**Short problem:**
Everything in the data should be repeated exactly, save for the images.

Entries from a dataset:

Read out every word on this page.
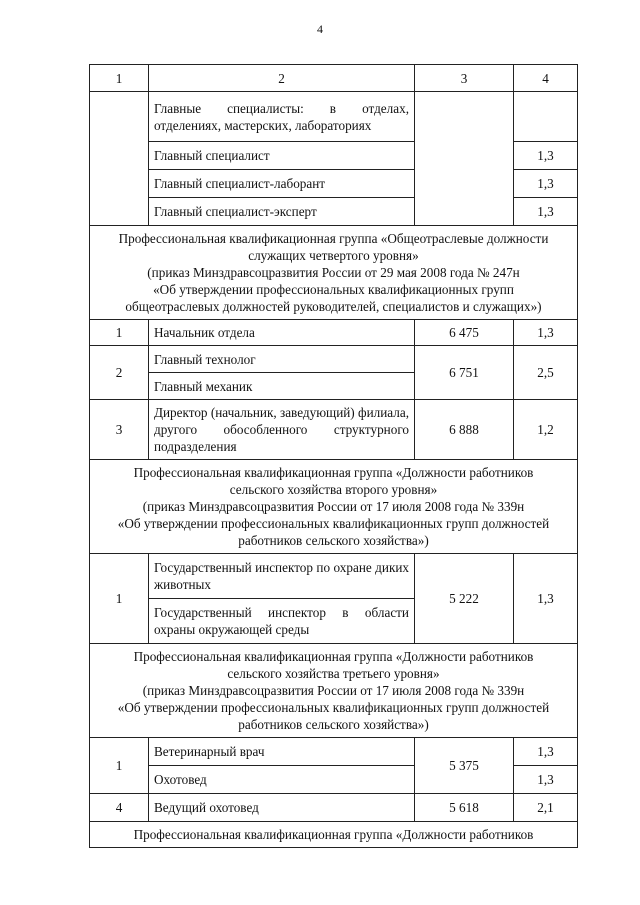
4
1	2	3	4
	Главные специалисты: в отделах, отделениях, мастерских, лабораториях		
	Главный специалист		1,3
	Главный специалист-лаборант		1,3
	Главный специалист-эксперт		1,3

Профессиональная квалификационная группа «Общеотраслевые должности
служащих четвертого уровня»
(приказ Минздравсоцразвития России от 29 мая 2008 года № 247н
«Об утверждении профессиональных квалификационных групп
общеотраслевых должностей руководителей, специалистов и служащих»)			

1	Начальник отдела	6 475	1,3
2	Главный технолог	6 751	2,5
	Главный механик		
3	Директор (начальник, заведующий) филиала, другого обособленного структурного подразделения	6 888	1,2

Профессиональная квалификационная группа «Должности работников
сельского хозяйства второго уровня»
(приказ Минздравсоцразвития России от 17 июля 2008 года № 339н
«Об утверждении профессиональных квалификационных групп должностей
работников сельского хозяйства»)			

1	Государственный инспектор по охране диких животных	5 222	1,3
	Государственный инспектор в области охраны окружающей среды		

Профессиональная квалификационная группа «Должности работников
сельского хозяйства третьего уровня»
(приказ Минздравсоцразвития России от 17 июля 2008 года № 339н
«Об утверждении профессиональных квалификационных групп должностей
работников сельского хозяйства»)			

1	Ветеринарный врач	5 375	1,3
	Охотовед		1,3
4	Ведущий охотовед	5 618	2,1

Профессиональная квалификационная группа «Должности работников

**Solution to this problem:**
Read out every word on this page.
4
1	2	3	4
	Главные специалисты: в отделах, отделениях, мастерских, лабораториях		
	Главный специалист		1,3
	Главный специалист-лаборант		1,3
	Главный специалист-эксперт		1,3

Профессиональная квалификационная группа «Общеотраслевые должности
служащих четвертого уровня»
(приказ Минздравсоцразвития России от 29 мая 2008 года № 247н
«Об утверждении профессиональных квалификационных групп
общеотраслевых должностей руководителей, специалистов и служащих»)			

1	Начальник отдела	6 475	1,3
2	Главный технолог	6 751	2,5
	Главный механик		
3	Директор (начальник, заведующий) филиала, другого обособленного структурного подразделения	6 888	1,2

Профессиональная квалификационная группа «Должности работников
сельского хозяйства второго уровня»
(приказ Минздравсоцразвития России от 17 июля 2008 года № 339н
«Об утверждении профессиональных квалификационных групп должностей
работников сельского хозяйства»)			

1	Государственный инспектор по охране диких животных	5 222	1,3
	Государственный инспектор в области охраны окружающей среды		

Профессиональная квалификационная группа «Должности работников
сельского хозяйства третьего уровня»
(приказ Минздравсоцразвития России от 17 июля 2008 года № 339н
«Об утверждении профессиональных квалификационных групп должностей
работников сельского хозяйства»)			

1	Ветеринарный врач	5 375	1,3
	Охотовед		1,3
4	Ведущий охотовед	5 618	2,1

Профессиональная квалификационная группа «Должности работников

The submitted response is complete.